## start Exercise material

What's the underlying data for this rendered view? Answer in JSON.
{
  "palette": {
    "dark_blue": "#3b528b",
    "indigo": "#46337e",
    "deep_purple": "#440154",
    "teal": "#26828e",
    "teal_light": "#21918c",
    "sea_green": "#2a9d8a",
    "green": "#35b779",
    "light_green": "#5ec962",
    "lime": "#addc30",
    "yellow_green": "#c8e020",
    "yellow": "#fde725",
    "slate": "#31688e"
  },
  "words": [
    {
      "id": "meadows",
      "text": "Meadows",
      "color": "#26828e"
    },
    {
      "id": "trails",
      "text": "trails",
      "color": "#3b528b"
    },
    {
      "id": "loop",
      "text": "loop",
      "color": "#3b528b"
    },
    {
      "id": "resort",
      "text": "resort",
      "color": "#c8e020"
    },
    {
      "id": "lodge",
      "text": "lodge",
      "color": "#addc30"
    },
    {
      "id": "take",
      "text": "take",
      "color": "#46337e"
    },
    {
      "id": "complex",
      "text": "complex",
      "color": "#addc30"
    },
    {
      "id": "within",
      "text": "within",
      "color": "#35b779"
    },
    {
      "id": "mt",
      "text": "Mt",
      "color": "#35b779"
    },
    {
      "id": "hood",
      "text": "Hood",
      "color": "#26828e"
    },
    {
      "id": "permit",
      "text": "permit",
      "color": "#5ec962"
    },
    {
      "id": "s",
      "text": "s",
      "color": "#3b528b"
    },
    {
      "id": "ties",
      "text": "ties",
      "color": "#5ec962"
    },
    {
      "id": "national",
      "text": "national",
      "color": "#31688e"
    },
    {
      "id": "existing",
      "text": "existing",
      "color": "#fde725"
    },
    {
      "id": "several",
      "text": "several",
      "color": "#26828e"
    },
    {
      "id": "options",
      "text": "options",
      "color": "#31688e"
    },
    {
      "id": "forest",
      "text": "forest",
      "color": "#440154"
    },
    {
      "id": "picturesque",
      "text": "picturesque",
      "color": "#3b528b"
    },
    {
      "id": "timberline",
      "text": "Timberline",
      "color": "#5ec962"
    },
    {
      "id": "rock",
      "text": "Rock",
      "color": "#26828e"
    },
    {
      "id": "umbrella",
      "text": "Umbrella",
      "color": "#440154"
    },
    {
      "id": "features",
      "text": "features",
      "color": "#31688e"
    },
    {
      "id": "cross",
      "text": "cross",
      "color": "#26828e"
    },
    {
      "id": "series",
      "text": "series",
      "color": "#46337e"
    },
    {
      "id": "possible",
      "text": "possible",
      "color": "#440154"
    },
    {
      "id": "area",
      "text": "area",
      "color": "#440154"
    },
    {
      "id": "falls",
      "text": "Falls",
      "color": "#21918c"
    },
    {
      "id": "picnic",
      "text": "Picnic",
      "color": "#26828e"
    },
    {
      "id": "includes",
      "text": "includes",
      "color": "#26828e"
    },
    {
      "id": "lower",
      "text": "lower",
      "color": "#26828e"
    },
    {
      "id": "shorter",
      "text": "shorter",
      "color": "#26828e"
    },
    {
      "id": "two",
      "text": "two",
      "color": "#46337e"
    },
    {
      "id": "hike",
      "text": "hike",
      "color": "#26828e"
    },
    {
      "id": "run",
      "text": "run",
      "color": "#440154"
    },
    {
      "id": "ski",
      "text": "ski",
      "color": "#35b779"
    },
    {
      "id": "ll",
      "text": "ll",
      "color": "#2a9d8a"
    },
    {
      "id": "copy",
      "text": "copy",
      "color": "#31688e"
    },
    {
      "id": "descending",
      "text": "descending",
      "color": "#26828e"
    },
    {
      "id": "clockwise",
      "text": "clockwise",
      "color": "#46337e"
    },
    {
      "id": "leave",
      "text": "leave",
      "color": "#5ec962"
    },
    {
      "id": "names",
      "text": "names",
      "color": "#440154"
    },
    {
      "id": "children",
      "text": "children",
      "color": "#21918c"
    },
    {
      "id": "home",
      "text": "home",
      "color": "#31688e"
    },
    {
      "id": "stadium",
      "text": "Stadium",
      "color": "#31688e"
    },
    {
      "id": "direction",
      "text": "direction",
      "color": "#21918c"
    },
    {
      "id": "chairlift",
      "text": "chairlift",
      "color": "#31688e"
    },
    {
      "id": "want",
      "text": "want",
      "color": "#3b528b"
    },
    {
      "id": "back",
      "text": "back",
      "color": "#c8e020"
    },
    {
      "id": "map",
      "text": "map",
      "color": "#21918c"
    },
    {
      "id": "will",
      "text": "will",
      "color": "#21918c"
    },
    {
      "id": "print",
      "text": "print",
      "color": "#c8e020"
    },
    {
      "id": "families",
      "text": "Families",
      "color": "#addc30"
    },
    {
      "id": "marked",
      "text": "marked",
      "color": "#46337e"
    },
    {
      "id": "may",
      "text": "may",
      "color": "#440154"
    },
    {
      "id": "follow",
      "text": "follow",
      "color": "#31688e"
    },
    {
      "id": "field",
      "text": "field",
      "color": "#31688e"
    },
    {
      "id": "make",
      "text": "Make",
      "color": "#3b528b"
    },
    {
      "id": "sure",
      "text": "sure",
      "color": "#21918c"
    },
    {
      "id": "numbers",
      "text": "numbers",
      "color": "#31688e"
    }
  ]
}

## end Exercise material

■ Given task ■
Retype the listing above in full, with no alterations.

■ Solution to this exercise ■
What's the underlying data for this rendered view? Answer in JSON.
{
  "palette": {
    "dark_blue": "#3b528b",
    "indigo": "#46337e",
    "deep_purple": "#440154",
    "teal": "#26828e",
    "teal_light": "#21918c",
    "sea_green": "#2a9d8a",
    "green": "#35b779",
    "light_green": "#5ec962",
    "lime": "#addc30",
    "yellow_green": "#c8e020",
    "yellow": "#fde725",
    "slate": "#31688e"
  },
  "words": [
    {
      "id": "meadows",
      "text": "Meadows",
      "color": "#26828e"
    },
    {
      "id": "trails",
      "text": "trails",
      "color": "#3b528b"
    },
    {
      "id": "loop",
      "text": "loop",
      "color": "#3b528b"
    },
    {
      "id": "resort",
      "text": "resort",
      "color": "#c8e020"
    },
    {
      "id": "lodge",
      "text": "lodge",
      "color": "#addc30"
    },
    {
      "id": "take",
      "text": "take",
      "color": "#46337e"
    },
    {
      "id": "complex",
      "text": "complex",
      "color": "#addc30"
    },
    {
      "id": "within",
      "text": "within",
      "color": "#35b779"
    },
    {
      "id": "mt",
      "text": "Mt",
      "color": "#35b779"
    },
    {
      "id": "hood",
      "text": "Hood",
      "color": "#26828e"
    },
    {
      "id": "permit",
      "text": "permit",
      "color": "#5ec962"
    },
    {
      "id": "s",
      "text": "s",
      "color": "#3b528b"
    },
    {
      "id": "ties",
      "text": "ties",
      "color": "#5ec962"
    },
    {
      "id": "national",
      "text": "national",
      "color": "#31688e"
    },
    {
      "id": "existing",
      "text": "existing",
      "color": "#fde725"
    },
    {
      "id": "several",
      "text": "several",
      "color": "#26828e"
    },
    {
      "id": "options",
      "text": "options",
      "color": "#31688e"
    },
    {
      "id": "forest",
      "text": "forest",
      "color": "#440154"
    },
    {
      "id": "picturesque",
      "text": "picturesque",
      "color": "#3b528b"
    },
    {
      "id": "timberline",
      "text": "Timberline",
      "color": "#5ec962"
    },
    {
      "id": "rock",
      "text": "Rock",
      "color": "#26828e"
    },
    {
      "id": "umbrella",
      "text": "Umbrella",
      "color": "#440154"
    },
    {
      "id": "features",
      "text": "features",
      "color": "#31688e"
    },
    {
      "id": "cross",
      "text": "cross",
      "color": "#26828e"
    },
    {
      "id": "series",
      "text": "series",
      "color": "#46337e"
    },
    {
      "id": "possible",
      "text": "possible",
      "color": "#440154"
    },
    {
      "id": "area",
      "text": "area",
      "color": "#440154"
    },
    {
      "id": "falls",
      "text": "Falls",
      "color": "#21918c"
    },
    {
      "id": "picnic",
      "text": "Picnic",
      "color": "#26828e"
    },
    {
      "id": "includes",
      "text": "includes",
      "color": "#26828e"
    },
    {
      "id": "lower",
      "text": "lower",
      "color": "#26828e"
    },
    {
      "id": "shorter",
      "text": "shorter",
      "color": "#26828e"
    },
    {
      "id": "two",
      "text": "two",
      "color": "#46337e"
    },
    {
      "id": "hike",
      "text": "hike",
      "color": "#26828e"
    },
    {
      "id": "run",
      "text": "run",
      "color": "#440154"
    },
    {
      "id": "ski",
      "text": "ski",
      "color": "#35b779"
    },
    {
      "id": "ll",
      "text": "ll",
      "color": "#2a9d8a"
    },
    {
      "id": "copy",
      "text": "copy",
      "color": "#31688e"
    },
    {
      "id": "descending",
      "text": "descending",
      "color": "#26828e"
    },
    {
      "id": "clockwise",
      "text": "clockwise",
      "color": "#46337e"
    },
    {
      "id": "leave",
      "text": "leave",
      "color": "#5ec962"
    },
    {
      "id": "names",
      "text": "names",
      "color": "#440154"
    },
    {
      "id": "children",
      "text": "children",
      "color": "#21918c"
    },
    {
      "id": "home",
      "text": "home",
      "color": "#31688e"
    },
    {
      "id": "stadium",
      "text": "Stadium",
      "color": "#31688e"
    },
    {
      "id": "direction",
      "text": "direction",
      "color": "#21918c"
    },
    {
      "id": "chairlift",
      "text": "chairlift",
      "color": "#31688e"
    },
    {
      "id": "want",
      "text": "want",
      "color": "#3b528b"
    },
    {
      "id": "back",
      "text": "back",
      "color": "#c8e020"
    },
    {
      "id": "map",
      "text": "map",
      "color": "#21918c"
    },
    {
      "id": "will",
      "text": "will",
      "color": "#21918c"
    },
    {
      "id": "print",
      "text": "print",
      "color": "#c8e020"
    },
    {
      "id": "families",
      "text": "Families",
      "color": "#addc30"
    },
    {
      "id": "marked",
      "text": "marked",
      "color": "#46337e"
    },
    {
      "id": "may",
      "text": "may",
      "color": "#440154"
    },
    {
      "id": "follow",
      "text": "follow",
      "color": "#31688e"
    },
    {
      "id": "field",
      "text": "field",
      "color": "#31688e"
    },
    {
      "id": "make",
      "text": "Make",
      "color": "#3b528b"
    },
    {
      "id": "sure",
      "text": "sure",
      "color": "#21918c"
    },
    {
      "id": "numbers",
      "text": "numbers",
      "color": "#31688e"
    }
  ]
}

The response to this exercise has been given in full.